→ EXERCISE GOAL: Write out all of the records precisely. Skip anything that is a picture.

→ RECORDED INFORMATION:
════════

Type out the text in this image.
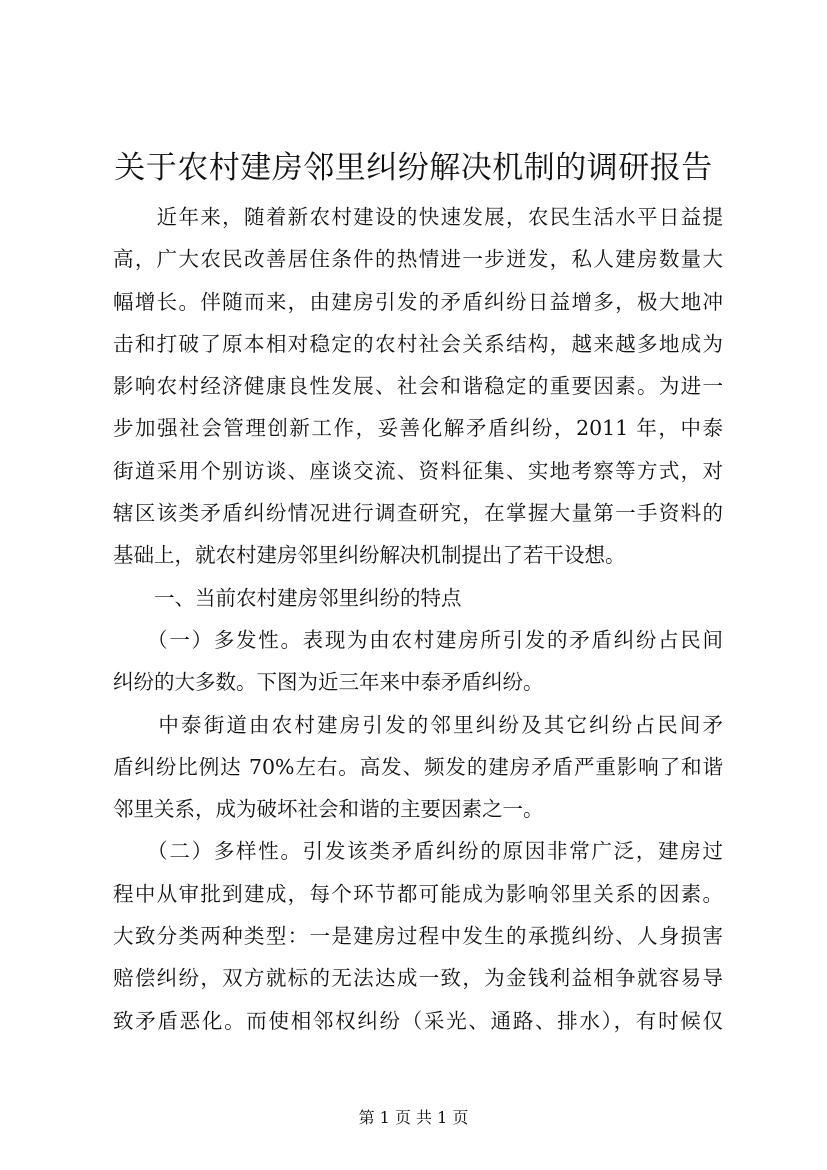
关于农村建房邻里纠纷解决机制的调研报告

　　近年来，随着新农村建设的快速发展，农民生活水平日益提

高，广大农民改善居住条件的热情进一步迸发，私人建房数量大

幅增长。伴随而来，由建房引发的矛盾纠纷日益增多，极大地冲

击和打破了原本相对稳定的农村社会关系结构，越来越多地成为

影响农村经济健康良性发展、社会和谐稳定的重要因素。为进一

步加强社会管理创新工作，妥善化解矛盾纠纷，2011 年，中泰

街道采用个别访谈、座谈交流、资料征集、实地考察等方式，对

辖区该类矛盾纠纷情况进行调查研究，在掌握大量第一手资料的

基础上，就农村建房邻里纠纷解决机制提出了若干设想。

　　一、当前农村建房邻里纠纷的特点

　　（一）多发性。表现为由农村建房所引发的矛盾纠纷占民间

纠纷的大多数。下图为近三年来中泰矛盾纠纷。

　　中泰街道由农村建房引发的邻里纠纷及其它纠纷占民间矛

盾纠纷比例达 70%左右。高发、频发的建房矛盾严重影响了和谐

邻里关系，成为破坏社会和谐的主要因素之一。

　　（二）多样性。引发该类矛盾纠纷的原因非常广泛，建房过

程中从审批到建成，每个环节都可能成为影响邻里关系的因素。

大致分类两种类型：一是建房过程中发生的承揽纠纷、人身损害

赔偿纠纷，双方就标的无法达成一致，为金钱利益相争就容易导

致矛盾恶化。而使相邻权纠纷（采光、通路、排水），有时候仅

第 1 页 共 1 页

════════

→ ANSWER TO THIS EXERCISE:
Type out the text in this image.
关于农村建房邻里纠纷解决机制的调研报告

　　近年来，随着新农村建设的快速发展，农民生活水平日益提

高，广大农民改善居住条件的热情进一步迸发，私人建房数量大

幅增长。伴随而来，由建房引发的矛盾纠纷日益增多，极大地冲

击和打破了原本相对稳定的农村社会关系结构，越来越多地成为

影响农村经济健康良性发展、社会和谐稳定的重要因素。为进一

步加强社会管理创新工作，妥善化解矛盾纠纷，2011 年，中泰

街道采用个别访谈、座谈交流、资料征集、实地考察等方式，对

辖区该类矛盾纠纷情况进行调查研究，在掌握大量第一手资料的

基础上，就农村建房邻里纠纷解决机制提出了若干设想。

　　一、当前农村建房邻里纠纷的特点

　　（一）多发性。表现为由农村建房所引发的矛盾纠纷占民间

纠纷的大多数。下图为近三年来中泰矛盾纠纷。

　　中泰街道由农村建房引发的邻里纠纷及其它纠纷占民间矛

盾纠纷比例达 70%左右。高发、频发的建房矛盾严重影响了和谐

邻里关系，成为破坏社会和谐的主要因素之一。

　　（二）多样性。引发该类矛盾纠纷的原因非常广泛，建房过

程中从审批到建成，每个环节都可能成为影响邻里关系的因素。

大致分类两种类型：一是建房过程中发生的承揽纠纷、人身损害

赔偿纠纷，双方就标的无法达成一致，为金钱利益相争就容易导

致矛盾恶化。而使相邻权纠纷（采光、通路、排水），有时候仅

第 1 页 共 1 页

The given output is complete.